» What is asked:
A – In the WebKit bug report, which two characters does the description say the current implementation does not treat as line-breakable?
B – Format the rows as a Markdown table with the columns Number and Entry. Start at the first line of the rows and continue up to and including the line with "y-tick-label: 5 (159, 226, 176, 254)".

Bug 17411

Summary: Ideographic comma or full stop, and subsequent ASCII token should be breakable into two lines
Product: WebKit Reporter: Satoshi Nakagawa <artension>
Component: TextAssignee: Nobody <webkit-unassigned>
Status: RESOLVED FIXED    
Severity: Normal CC: ap, artension, eric, jshin, mitz
Priority: P2    
Version: 528+ (Nightly build)   
Hardware: Mac   
OS: OS X 10.5   
URL: http://limechat.net/report/webkit-line-break-problem.html
Bug Depends on:    
Bug Blocks: 18721    
Attachments:
Description Flags
Fix and a test case
none
Revised patch darin: review+

Description Satoshi Nakagawa 2008-02-17 08:46:15 PST
With the current implementation of WebKit, '、' (U+3001) and '。' (U+3002) are not treated as line-breakable characters.

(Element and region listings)
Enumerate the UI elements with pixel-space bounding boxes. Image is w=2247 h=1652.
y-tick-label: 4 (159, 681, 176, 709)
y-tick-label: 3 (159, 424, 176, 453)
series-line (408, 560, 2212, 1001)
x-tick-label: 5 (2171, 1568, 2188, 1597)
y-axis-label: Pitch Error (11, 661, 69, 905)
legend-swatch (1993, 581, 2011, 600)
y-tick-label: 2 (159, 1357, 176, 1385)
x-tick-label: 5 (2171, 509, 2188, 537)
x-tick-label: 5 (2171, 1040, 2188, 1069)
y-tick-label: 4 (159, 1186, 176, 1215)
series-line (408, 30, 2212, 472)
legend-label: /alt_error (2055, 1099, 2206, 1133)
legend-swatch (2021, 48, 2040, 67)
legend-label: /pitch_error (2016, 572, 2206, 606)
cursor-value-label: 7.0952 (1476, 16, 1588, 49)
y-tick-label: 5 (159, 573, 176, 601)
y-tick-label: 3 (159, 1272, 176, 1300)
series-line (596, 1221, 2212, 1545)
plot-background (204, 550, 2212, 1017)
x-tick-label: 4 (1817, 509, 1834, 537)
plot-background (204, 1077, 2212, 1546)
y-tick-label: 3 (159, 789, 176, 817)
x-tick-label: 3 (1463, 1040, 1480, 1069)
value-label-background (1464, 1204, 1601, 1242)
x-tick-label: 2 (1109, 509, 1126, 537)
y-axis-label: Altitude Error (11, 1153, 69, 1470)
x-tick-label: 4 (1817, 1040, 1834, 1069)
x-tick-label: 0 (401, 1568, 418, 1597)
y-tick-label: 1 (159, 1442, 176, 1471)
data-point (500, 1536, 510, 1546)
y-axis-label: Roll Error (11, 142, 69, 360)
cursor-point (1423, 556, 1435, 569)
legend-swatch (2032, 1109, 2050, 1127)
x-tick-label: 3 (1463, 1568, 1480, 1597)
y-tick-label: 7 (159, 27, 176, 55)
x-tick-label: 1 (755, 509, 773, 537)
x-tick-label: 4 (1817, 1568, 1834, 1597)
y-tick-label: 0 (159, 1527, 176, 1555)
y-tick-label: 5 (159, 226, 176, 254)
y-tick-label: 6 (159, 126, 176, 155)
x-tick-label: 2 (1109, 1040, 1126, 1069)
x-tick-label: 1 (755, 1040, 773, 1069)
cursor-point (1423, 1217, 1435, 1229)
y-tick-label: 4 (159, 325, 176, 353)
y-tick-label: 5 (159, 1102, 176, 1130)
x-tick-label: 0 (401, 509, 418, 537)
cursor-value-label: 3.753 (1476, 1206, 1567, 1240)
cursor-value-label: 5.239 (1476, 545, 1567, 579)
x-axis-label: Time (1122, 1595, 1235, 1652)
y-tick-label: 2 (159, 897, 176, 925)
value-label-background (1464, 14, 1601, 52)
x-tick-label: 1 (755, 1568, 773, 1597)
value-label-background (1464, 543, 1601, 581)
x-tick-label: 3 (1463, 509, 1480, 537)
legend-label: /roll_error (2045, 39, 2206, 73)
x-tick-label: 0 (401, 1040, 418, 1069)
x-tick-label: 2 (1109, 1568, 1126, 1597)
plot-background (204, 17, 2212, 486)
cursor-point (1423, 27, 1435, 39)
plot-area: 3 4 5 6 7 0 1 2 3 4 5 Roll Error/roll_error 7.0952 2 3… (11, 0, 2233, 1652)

» Answers to the problems:
A – '、' (U+3001) and '。' (U+3002).

B –
| Number | Entry |
|---|---|
| 1 | Enumerate the UI elements with pixel-space bounding boxes. Image is w=2247 h=1652. |
| 2 | y-tick-label: 4 (159, 681, 176, 709) |
| 3 | y-tick-label: 3 (159, 424, 176, 453) |
| 4 | series-line (408, 560, 2212, 1001) |
| 5 | x-tick-label: 5 (2171, 1568, 2188, 1597) |
| 6 | y-axis-label: Pitch Error (11, 661, 69, 905) |
| 7 | legend-swatch (1993, 581, 2011, 600) |
| 8 | y-tick-label: 2 (159, 1357, 176, 1385) |
| 9 | x-tick-label: 5 (2171, 509, 2188, 537) |
| 10 | x-tick-label: 5 (2171, 1040, 2188, 1069) |
| 11 | y-tick-label: 4 (159, 1186, 176, 1215) |
| 12 | series-line (408, 30, 2212, 472) |
| 13 | legend-label: /alt_error (2055, 1099, 2206, 1133) |
| 14 | legend-swatch (2021, 48, 2040, 67) |
| 15 | legend-label: /pitch_error (2016, 572, 2206, 606) |
| 16 | cursor-value-label: 7.0952 (1476, 16, 1588, 49) |
| 17 | y-tick-label: 5 (159, 573, 176, 601) |
| 18 | y-tick-label: 3 (159, 1272, 176, 1300) |
| 19 | series-line (596, 1221, 2212, 1545) |
| 20 | plot-background (204, 550, 2212, 1017) |
| 21 | x-tick-label: 4 (1817, 509, 1834, 537) |
| 22 | plot-background (204, 1077, 2212, 1546) |
| 23 | y-tick-label: 3 (159, 789, 176, 817) |
| 24 | x-tick-label: 3 (1463, 1040, 1480, 1069) |
| 25 | value-label-background (1464, 1204, 1601, 1242) |
| 26 | x-tick-label: 2 (1109, 509, 1126, 537) |
| 27 | y-axis-label: Altitude Error (11, 1153, 69, 1470) |
| 28 | x-tick-label: 4 (1817, 1040, 1834, 1069) |
| 29 | x-tick-label: 0 (401, 1568, 418, 1597) |
| 30 | y-tick-label: 1 (159, 1442, 176, 1471) |
| 31 | data-point (500, 1536, 510, 1546) |
| 32 | y-axis-label: Roll Error (11, 142, 69, 360) |
| 33 | cursor-point (1423, 556, 1435, 569) |
| 34 | legend-swatch (2032, 1109, 2050, 1127) |
| 35 | x-tick-label: 3 (1463, 1568, 1480, 1597) |
| 36 | y-tick-label: 7 (159, 27, 176, 55) |
| 37 | x-tick-label: 1 (755, 509, 773, 537) |
| 38 | x-tick-label: 4 (1817, 1568, 1834, 1597) |
| 39 | y-tick-label: 0 (159, 1527, 176, 1555) |
| 40 | y-tick-label: 5 (159, 226, 176, 254) |